• INSTRUCTION: Every line that contains the word "Отпуска" should be copied.

• PROVIDED ENTRIES:
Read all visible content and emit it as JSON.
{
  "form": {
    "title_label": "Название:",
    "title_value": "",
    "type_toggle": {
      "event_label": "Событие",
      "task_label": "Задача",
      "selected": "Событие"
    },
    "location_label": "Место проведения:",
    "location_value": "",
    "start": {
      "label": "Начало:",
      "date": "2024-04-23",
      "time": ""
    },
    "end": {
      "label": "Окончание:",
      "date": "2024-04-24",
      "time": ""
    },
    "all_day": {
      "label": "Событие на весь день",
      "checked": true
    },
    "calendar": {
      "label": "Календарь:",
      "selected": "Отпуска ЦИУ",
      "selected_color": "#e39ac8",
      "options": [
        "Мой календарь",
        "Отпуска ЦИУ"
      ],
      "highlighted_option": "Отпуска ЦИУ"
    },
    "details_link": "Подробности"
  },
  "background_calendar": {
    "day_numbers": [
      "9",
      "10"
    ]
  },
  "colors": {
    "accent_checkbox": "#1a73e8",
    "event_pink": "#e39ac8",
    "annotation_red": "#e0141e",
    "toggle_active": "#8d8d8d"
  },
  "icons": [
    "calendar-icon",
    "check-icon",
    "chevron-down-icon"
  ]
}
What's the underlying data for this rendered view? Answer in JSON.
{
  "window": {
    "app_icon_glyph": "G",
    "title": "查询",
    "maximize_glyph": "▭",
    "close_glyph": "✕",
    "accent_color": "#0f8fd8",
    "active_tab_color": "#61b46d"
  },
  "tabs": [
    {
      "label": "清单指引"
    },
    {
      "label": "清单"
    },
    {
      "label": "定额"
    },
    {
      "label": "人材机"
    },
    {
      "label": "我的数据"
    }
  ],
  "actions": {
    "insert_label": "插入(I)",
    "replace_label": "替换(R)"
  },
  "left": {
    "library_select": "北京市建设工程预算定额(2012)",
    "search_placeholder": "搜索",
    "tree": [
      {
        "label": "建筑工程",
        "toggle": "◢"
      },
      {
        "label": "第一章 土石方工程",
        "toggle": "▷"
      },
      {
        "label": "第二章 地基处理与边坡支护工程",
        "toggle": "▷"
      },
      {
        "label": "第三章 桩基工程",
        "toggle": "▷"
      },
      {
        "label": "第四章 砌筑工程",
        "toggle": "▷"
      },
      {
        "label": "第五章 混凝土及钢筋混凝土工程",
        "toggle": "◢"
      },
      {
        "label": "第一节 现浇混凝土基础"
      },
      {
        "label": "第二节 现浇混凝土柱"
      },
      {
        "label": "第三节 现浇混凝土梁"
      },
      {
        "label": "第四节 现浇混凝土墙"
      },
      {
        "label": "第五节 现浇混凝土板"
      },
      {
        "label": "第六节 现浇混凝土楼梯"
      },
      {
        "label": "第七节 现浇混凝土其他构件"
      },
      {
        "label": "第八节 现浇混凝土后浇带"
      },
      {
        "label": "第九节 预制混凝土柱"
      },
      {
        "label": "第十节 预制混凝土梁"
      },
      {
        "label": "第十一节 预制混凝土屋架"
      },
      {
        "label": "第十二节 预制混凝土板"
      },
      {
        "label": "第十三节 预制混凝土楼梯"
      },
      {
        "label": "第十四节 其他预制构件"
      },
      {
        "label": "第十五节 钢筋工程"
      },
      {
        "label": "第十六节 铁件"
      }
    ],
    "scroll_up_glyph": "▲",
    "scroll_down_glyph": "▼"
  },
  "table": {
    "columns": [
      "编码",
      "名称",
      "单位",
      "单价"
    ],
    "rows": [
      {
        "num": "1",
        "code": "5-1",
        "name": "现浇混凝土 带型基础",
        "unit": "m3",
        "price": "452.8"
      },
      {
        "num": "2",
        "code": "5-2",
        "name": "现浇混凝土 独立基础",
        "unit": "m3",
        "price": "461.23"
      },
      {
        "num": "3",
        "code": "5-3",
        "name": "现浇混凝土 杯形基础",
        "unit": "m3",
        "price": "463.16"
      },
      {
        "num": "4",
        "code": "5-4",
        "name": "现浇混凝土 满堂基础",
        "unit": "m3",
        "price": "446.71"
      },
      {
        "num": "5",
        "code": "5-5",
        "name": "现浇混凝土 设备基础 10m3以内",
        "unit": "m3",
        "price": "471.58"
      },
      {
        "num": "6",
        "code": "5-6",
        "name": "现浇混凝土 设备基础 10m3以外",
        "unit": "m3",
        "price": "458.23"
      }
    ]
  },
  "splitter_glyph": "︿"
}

• COMPLETE OUTPUT:
      "selected": "Отпуска ЦИУ",
        "Отпуска ЦИУ"
      "highlighted_option": "Отпуска ЦИУ"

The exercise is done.